%%

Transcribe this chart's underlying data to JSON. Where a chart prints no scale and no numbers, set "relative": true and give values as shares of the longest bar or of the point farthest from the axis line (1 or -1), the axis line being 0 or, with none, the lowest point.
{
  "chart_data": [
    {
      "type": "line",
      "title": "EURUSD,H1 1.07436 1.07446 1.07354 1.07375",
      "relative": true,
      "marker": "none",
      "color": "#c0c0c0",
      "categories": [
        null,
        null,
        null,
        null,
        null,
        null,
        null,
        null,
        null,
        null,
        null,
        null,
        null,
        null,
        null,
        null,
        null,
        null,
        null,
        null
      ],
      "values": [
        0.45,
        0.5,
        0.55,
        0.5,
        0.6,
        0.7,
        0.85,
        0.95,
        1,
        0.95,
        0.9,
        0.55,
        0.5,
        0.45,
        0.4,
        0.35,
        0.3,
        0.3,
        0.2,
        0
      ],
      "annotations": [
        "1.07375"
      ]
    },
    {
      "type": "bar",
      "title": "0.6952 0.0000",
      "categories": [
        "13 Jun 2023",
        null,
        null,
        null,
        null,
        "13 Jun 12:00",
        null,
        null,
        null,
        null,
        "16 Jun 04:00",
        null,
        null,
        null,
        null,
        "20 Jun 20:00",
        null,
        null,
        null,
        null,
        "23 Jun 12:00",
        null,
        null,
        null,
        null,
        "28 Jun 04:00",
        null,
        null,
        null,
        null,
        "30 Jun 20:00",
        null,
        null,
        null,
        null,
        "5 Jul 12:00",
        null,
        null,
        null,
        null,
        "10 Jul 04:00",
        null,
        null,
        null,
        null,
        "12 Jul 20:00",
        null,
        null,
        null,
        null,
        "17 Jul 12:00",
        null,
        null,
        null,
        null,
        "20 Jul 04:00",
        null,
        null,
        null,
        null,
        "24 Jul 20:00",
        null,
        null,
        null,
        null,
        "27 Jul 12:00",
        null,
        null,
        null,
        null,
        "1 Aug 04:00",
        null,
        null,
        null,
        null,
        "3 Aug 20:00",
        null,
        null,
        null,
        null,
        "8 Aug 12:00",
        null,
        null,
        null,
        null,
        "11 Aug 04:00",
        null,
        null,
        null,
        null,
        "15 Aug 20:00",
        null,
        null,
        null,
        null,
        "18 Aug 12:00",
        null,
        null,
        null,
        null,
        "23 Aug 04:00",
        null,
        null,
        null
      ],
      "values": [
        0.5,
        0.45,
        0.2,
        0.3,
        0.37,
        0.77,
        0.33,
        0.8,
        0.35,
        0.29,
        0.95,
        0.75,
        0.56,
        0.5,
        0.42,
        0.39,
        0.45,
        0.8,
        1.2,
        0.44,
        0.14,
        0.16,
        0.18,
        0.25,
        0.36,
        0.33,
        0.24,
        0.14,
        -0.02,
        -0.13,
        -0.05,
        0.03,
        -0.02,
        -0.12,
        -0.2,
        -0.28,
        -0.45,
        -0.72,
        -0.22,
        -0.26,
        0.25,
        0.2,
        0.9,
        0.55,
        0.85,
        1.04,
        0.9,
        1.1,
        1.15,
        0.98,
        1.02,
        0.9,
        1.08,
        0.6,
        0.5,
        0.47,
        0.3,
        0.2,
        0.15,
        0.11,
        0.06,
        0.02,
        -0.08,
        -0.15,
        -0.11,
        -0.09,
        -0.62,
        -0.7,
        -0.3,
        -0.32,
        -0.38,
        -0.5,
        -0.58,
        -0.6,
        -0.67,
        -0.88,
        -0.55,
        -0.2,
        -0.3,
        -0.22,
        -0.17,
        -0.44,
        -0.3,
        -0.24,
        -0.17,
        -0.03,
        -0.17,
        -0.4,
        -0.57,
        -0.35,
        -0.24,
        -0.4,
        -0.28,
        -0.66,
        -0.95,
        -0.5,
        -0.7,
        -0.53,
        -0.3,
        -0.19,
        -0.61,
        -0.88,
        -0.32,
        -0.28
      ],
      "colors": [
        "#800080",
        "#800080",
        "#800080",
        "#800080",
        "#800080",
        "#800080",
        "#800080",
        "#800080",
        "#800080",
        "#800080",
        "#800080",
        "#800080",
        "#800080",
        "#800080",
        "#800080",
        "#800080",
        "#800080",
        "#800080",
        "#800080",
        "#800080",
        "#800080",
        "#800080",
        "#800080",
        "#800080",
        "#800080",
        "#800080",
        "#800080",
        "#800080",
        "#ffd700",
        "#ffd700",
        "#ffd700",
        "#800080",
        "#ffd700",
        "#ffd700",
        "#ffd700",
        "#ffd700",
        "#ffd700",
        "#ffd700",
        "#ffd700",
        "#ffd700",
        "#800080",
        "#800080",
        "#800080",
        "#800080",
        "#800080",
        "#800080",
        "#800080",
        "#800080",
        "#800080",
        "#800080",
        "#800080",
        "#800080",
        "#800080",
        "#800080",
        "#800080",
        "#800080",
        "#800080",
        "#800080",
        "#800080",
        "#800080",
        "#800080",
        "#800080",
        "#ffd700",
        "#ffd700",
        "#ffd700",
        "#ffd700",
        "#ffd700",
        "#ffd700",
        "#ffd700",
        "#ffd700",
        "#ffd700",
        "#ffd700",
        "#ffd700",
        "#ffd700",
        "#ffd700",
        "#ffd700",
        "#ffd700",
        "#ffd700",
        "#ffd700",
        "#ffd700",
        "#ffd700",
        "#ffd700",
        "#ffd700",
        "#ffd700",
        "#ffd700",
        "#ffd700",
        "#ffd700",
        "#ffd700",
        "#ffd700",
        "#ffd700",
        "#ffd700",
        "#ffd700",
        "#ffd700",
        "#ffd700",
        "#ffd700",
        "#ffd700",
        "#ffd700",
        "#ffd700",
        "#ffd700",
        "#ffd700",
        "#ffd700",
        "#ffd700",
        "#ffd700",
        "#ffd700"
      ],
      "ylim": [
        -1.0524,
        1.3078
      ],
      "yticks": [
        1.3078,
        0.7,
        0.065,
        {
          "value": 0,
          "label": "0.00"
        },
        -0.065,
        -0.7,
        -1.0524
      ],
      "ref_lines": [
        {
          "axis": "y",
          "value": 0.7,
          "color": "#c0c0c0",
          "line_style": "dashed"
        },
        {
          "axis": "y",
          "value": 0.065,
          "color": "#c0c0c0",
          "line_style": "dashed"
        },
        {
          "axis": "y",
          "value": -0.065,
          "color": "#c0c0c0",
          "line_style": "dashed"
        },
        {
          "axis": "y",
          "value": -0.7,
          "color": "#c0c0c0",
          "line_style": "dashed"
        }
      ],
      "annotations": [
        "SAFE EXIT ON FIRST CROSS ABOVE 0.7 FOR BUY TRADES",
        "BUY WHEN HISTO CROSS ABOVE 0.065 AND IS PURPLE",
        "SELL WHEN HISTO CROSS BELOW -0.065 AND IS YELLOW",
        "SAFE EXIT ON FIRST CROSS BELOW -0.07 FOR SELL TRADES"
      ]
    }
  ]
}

%%

- [Given task] Show every line where the string "title" appears.

- [Correct answer]
      "title": "EURUSD,H1 1.07436 1.07446 1.07354 1.07375",
      "title": "0.6952 0.0000",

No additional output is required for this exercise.